Aim:
Every entry below should be printed exactly, without its images.

________________________________________

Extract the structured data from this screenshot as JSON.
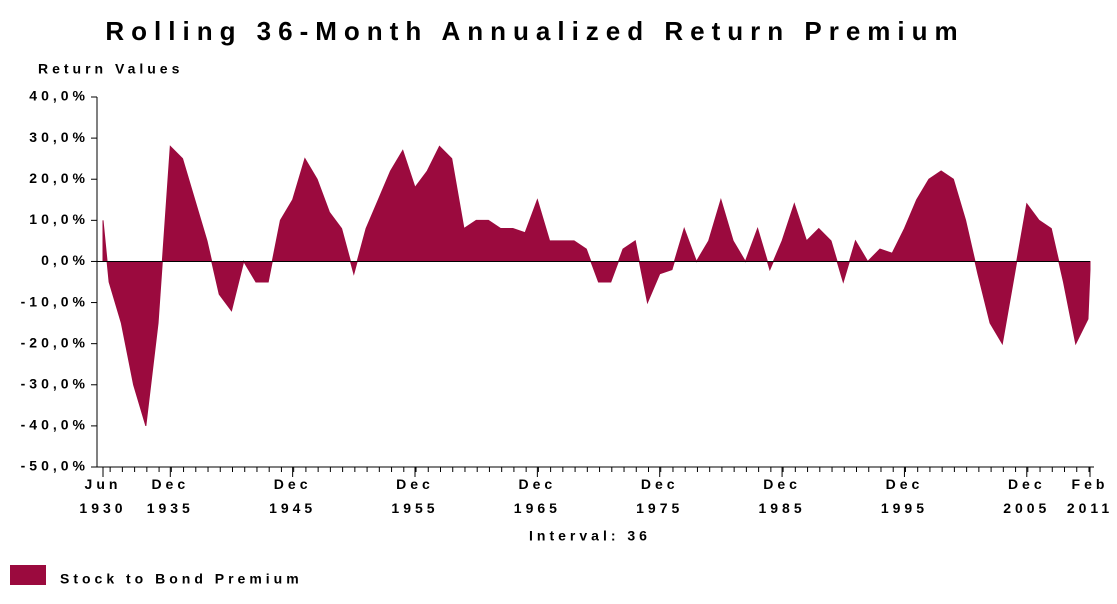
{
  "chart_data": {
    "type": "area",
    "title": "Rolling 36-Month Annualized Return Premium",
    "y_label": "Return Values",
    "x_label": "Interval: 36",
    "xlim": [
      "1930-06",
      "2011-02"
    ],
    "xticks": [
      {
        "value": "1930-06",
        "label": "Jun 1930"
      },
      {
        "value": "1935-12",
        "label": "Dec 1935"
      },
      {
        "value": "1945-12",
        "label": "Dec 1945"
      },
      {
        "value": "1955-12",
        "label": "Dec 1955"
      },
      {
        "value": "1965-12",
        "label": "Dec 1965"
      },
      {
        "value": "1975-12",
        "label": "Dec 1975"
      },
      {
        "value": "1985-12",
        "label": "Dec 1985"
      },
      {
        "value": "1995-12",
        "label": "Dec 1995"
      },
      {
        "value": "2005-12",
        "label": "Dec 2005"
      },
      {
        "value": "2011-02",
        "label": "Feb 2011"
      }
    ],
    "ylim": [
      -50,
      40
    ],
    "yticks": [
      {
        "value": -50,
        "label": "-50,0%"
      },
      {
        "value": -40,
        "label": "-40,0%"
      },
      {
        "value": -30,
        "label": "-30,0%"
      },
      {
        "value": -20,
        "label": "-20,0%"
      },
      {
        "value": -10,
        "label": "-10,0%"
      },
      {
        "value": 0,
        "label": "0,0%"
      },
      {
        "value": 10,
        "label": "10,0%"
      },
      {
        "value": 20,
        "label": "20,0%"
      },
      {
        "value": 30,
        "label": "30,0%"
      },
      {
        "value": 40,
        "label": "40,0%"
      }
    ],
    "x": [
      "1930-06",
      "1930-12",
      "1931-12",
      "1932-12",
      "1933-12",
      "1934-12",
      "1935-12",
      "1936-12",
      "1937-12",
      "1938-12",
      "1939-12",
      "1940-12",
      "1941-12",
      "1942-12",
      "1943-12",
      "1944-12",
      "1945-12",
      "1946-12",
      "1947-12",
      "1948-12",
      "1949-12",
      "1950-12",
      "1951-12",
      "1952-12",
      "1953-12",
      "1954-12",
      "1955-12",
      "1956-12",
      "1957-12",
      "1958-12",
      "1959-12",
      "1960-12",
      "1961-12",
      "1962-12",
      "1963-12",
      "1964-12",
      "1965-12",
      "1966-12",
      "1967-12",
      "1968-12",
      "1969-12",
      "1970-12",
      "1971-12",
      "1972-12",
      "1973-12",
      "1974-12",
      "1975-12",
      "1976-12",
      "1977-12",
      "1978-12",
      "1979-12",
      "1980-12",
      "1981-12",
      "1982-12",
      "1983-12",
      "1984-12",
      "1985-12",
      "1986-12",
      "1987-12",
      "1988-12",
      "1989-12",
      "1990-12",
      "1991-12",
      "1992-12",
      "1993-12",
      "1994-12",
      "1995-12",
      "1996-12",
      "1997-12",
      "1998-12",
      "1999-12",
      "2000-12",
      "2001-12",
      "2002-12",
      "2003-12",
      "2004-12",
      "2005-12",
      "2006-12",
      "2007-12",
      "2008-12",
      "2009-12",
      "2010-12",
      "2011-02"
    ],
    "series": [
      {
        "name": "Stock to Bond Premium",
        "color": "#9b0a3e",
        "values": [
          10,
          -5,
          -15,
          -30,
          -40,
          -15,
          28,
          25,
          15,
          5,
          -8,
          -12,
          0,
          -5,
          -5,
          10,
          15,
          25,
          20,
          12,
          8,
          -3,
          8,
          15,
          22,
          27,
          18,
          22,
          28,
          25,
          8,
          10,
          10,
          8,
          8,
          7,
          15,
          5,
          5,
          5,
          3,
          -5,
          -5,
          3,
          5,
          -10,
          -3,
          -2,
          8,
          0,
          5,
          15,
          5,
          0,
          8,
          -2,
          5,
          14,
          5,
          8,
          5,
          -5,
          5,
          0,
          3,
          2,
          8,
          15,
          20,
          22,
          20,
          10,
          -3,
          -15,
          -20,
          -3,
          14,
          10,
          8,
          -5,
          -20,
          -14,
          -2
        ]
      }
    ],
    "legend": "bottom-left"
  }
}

________________________________________

Task response:
Extract the structured data from this screenshot as JSON.
{
  "chart_data": {
    "type": "area",
    "title": "Rolling 36-Month Annualized Return Premium",
    "y_label": "Return Values",
    "x_label": "Interval: 36",
    "xlim": [
      "1930-06",
      "2011-02"
    ],
    "xticks": [
      {
        "value": "1930-06",
        "label": "Jun 1930"
      },
      {
        "value": "1935-12",
        "label": "Dec 1935"
      },
      {
        "value": "1945-12",
        "label": "Dec 1945"
      },
      {
        "value": "1955-12",
        "label": "Dec 1955"
      },
      {
        "value": "1965-12",
        "label": "Dec 1965"
      },
      {
        "value": "1975-12",
        "label": "Dec 1975"
      },
      {
        "value": "1985-12",
        "label": "Dec 1985"
      },
      {
        "value": "1995-12",
        "label": "Dec 1995"
      },
      {
        "value": "2005-12",
        "label": "Dec 2005"
      },
      {
        "value": "2011-02",
        "label": "Feb 2011"
      }
    ],
    "ylim": [
      -50,
      40
    ],
    "yticks": [
      {
        "value": -50,
        "label": "-50,0%"
      },
      {
        "value": -40,
        "label": "-40,0%"
      },
      {
        "value": -30,
        "label": "-30,0%"
      },
      {
        "value": -20,
        "label": "-20,0%"
      },
      {
        "value": -10,
        "label": "-10,0%"
      },
      {
        "value": 0,
        "label": "0,0%"
      },
      {
        "value": 10,
        "label": "10,0%"
      },
      {
        "value": 20,
        "label": "20,0%"
      },
      {
        "value": 30,
        "label": "30,0%"
      },
      {
        "value": 40,
        "label": "40,0%"
      }
    ],
    "x": [
      "1930-06",
      "1930-12",
      "1931-12",
      "1932-12",
      "1933-12",
      "1934-12",
      "1935-12",
      "1936-12",
      "1937-12",
      "1938-12",
      "1939-12",
      "1940-12",
      "1941-12",
      "1942-12",
      "1943-12",
      "1944-12",
      "1945-12",
      "1946-12",
      "1947-12",
      "1948-12",
      "1949-12",
      "1950-12",
      "1951-12",
      "1952-12",
      "1953-12",
      "1954-12",
      "1955-12",
      "1956-12",
      "1957-12",
      "1958-12",
      "1959-12",
      "1960-12",
      "1961-12",
      "1962-12",
      "1963-12",
      "1964-12",
      "1965-12",
      "1966-12",
      "1967-12",
      "1968-12",
      "1969-12",
      "1970-12",
      "1971-12",
      "1972-12",
      "1973-12",
      "1974-12",
      "1975-12",
      "1976-12",
      "1977-12",
      "1978-12",
      "1979-12",
      "1980-12",
      "1981-12",
      "1982-12",
      "1983-12",
      "1984-12",
      "1985-12",
      "1986-12",
      "1987-12",
      "1988-12",
      "1989-12",
      "1990-12",
      "1991-12",
      "1992-12",
      "1993-12",
      "1994-12",
      "1995-12",
      "1996-12",
      "1997-12",
      "1998-12",
      "1999-12",
      "2000-12",
      "2001-12",
      "2002-12",
      "2003-12",
      "2004-12",
      "2005-12",
      "2006-12",
      "2007-12",
      "2008-12",
      "2009-12",
      "2010-12",
      "2011-02"
    ],
    "series": [
      {
        "name": "Stock to Bond Premium",
        "color": "#9b0a3e",
        "values": [
          10,
          -5,
          -15,
          -30,
          -40,
          -15,
          28,
          25,
          15,
          5,
          -8,
          -12,
          0,
          -5,
          -5,
          10,
          15,
          25,
          20,
          12,
          8,
          -3,
          8,
          15,
          22,
          27,
          18,
          22,
          28,
          25,
          8,
          10,
          10,
          8,
          8,
          7,
          15,
          5,
          5,
          5,
          3,
          -5,
          -5,
          3,
          5,
          -10,
          -3,
          -2,
          8,
          0,
          5,
          15,
          5,
          0,
          8,
          -2,
          5,
          14,
          5,
          8,
          5,
          -5,
          5,
          0,
          3,
          2,
          8,
          15,
          20,
          22,
          20,
          10,
          -3,
          -15,
          -20,
          -3,
          14,
          10,
          8,
          -5,
          -20,
          -14,
          -2
        ]
      }
    ],
    "legend": "bottom-left"
  }
}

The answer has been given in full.